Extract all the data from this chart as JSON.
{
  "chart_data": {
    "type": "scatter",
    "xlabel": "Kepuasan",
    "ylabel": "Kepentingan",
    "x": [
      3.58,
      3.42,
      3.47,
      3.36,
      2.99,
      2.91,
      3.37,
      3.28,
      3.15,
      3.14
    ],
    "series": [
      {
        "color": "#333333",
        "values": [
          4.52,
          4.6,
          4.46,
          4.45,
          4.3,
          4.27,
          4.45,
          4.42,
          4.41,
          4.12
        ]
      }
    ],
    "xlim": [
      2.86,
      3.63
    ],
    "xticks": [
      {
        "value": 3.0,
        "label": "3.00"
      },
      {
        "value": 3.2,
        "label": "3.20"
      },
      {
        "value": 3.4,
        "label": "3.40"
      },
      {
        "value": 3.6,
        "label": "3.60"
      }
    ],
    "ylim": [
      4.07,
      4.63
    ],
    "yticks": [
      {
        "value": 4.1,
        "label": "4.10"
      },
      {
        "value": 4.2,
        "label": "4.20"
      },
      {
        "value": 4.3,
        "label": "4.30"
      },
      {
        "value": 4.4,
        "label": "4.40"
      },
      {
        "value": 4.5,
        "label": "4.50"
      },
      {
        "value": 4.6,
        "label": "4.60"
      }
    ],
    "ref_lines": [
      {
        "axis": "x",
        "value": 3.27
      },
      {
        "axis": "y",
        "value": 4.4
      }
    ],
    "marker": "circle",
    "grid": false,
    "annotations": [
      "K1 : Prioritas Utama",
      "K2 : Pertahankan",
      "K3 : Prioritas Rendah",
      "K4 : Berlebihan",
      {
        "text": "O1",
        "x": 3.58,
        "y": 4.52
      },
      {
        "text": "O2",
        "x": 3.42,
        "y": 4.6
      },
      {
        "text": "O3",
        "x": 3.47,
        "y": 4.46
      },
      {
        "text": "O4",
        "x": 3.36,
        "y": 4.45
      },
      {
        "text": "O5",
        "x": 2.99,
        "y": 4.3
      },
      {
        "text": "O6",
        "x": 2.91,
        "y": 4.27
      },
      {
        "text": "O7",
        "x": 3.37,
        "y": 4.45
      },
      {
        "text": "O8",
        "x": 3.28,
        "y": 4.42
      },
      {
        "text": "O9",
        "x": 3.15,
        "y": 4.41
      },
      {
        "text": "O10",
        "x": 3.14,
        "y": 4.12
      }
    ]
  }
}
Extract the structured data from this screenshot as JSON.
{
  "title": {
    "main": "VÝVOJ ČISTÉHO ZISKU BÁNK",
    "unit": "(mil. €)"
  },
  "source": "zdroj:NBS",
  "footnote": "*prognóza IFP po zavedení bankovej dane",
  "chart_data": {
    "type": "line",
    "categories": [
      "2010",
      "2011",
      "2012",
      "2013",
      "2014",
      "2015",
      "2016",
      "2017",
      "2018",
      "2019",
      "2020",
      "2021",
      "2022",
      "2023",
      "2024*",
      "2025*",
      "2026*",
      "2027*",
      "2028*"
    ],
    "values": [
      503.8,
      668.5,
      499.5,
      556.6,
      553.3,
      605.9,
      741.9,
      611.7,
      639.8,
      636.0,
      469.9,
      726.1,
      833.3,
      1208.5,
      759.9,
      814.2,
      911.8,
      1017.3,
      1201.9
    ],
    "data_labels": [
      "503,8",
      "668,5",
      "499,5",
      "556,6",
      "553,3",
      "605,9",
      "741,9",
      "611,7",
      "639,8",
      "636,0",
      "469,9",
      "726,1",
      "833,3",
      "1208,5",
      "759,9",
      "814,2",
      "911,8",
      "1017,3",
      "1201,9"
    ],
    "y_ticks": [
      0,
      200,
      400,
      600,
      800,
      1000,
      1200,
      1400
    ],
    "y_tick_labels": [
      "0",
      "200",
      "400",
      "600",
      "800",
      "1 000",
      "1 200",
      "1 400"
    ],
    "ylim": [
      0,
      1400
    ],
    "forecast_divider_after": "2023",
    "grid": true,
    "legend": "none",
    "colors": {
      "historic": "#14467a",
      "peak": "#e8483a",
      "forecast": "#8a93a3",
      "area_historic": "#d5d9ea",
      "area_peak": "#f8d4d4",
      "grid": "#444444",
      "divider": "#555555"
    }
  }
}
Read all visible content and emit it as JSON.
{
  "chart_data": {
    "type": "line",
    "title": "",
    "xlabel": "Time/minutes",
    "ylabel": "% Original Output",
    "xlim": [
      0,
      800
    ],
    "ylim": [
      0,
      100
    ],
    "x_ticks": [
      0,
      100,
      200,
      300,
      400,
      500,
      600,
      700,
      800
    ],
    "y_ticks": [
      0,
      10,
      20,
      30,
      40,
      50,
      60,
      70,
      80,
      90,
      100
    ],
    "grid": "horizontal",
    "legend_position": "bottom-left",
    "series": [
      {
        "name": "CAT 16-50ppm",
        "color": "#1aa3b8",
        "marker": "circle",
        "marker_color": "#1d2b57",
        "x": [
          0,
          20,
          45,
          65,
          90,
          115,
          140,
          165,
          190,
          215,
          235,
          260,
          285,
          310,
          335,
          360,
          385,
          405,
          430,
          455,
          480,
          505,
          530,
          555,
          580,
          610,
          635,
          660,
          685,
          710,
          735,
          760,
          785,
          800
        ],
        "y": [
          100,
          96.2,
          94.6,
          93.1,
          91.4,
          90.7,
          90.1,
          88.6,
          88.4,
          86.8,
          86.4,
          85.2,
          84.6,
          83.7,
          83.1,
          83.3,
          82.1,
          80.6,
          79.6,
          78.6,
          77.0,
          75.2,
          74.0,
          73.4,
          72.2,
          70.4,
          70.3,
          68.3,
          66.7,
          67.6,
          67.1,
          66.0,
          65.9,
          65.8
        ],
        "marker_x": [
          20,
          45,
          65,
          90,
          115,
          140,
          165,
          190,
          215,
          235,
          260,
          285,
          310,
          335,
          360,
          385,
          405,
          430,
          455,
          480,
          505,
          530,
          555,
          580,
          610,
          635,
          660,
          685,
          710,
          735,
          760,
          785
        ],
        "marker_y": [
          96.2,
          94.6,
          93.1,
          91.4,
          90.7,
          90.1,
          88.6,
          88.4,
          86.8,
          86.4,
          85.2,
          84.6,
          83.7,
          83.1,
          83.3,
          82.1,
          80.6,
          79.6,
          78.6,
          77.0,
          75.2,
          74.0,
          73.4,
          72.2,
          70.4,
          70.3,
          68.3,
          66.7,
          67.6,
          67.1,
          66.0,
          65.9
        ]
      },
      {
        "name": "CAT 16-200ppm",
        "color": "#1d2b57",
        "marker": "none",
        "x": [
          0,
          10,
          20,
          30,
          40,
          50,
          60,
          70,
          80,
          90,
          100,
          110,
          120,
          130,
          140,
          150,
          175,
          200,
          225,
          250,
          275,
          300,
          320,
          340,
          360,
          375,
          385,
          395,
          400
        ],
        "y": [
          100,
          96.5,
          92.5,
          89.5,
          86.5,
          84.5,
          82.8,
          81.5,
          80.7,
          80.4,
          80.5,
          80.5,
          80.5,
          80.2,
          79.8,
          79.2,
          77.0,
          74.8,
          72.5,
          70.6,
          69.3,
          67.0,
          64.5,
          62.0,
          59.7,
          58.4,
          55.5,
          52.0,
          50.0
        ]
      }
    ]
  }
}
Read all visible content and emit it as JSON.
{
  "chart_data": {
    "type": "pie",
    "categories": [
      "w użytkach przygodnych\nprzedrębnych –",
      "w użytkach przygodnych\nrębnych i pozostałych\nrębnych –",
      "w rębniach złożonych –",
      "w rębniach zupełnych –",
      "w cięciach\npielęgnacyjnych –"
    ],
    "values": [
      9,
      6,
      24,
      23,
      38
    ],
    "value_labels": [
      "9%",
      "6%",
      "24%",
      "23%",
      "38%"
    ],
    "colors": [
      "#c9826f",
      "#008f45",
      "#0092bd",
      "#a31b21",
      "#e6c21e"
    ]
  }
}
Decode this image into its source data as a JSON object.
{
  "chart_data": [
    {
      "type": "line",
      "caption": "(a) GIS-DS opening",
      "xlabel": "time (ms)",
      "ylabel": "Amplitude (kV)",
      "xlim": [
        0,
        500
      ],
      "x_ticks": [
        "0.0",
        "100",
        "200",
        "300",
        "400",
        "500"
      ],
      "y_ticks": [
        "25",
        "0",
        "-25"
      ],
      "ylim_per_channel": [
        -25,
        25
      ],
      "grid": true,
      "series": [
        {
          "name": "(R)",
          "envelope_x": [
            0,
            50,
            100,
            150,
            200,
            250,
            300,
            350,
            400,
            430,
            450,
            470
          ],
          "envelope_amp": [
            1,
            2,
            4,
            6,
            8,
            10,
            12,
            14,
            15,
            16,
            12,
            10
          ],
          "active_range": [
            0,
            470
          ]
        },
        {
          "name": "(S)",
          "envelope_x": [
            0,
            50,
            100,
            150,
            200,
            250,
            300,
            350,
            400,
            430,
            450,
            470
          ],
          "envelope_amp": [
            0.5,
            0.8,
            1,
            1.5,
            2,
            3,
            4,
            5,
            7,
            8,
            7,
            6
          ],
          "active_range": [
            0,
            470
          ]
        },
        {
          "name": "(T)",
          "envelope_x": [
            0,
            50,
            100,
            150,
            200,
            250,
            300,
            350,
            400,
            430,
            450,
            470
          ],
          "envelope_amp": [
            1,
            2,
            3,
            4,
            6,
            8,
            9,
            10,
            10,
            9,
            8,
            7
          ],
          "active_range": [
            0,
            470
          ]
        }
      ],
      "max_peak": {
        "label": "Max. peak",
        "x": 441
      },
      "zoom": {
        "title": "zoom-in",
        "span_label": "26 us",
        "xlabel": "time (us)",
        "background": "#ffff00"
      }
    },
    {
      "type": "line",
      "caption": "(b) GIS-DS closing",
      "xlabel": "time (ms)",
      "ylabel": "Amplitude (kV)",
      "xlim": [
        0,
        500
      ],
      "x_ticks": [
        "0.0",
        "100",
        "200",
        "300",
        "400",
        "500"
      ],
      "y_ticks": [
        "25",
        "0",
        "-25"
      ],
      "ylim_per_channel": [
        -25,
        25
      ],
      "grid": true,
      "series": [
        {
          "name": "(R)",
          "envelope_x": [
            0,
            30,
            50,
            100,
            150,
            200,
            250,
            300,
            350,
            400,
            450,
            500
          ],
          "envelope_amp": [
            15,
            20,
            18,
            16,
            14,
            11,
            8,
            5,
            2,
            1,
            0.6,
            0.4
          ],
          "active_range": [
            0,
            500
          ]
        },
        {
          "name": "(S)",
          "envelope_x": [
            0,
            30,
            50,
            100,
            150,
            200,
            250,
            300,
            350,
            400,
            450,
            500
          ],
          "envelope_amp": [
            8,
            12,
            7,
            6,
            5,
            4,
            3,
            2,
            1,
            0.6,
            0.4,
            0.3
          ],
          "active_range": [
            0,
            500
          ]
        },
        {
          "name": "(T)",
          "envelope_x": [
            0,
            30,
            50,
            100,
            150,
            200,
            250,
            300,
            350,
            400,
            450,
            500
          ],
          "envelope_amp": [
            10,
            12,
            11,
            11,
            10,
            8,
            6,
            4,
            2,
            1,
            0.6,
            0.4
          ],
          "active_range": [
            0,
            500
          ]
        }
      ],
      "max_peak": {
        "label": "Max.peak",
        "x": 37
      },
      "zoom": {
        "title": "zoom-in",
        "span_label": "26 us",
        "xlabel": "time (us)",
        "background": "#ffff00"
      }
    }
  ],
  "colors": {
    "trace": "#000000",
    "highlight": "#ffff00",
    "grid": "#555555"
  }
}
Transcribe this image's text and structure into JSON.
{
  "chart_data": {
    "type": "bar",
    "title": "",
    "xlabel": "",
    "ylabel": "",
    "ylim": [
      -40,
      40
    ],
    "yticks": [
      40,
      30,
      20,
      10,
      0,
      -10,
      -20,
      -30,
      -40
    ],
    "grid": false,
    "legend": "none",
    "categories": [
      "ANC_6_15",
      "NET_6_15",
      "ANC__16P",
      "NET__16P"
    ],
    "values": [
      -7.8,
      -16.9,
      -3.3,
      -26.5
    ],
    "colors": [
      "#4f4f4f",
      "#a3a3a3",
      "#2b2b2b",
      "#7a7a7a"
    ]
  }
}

### Do this
Using the material above, copy every line in which the string "Prioritas" occurs.

### The completed task
      "K1 : Prioritas Utama",
      "K3 : Prioritas Rendah",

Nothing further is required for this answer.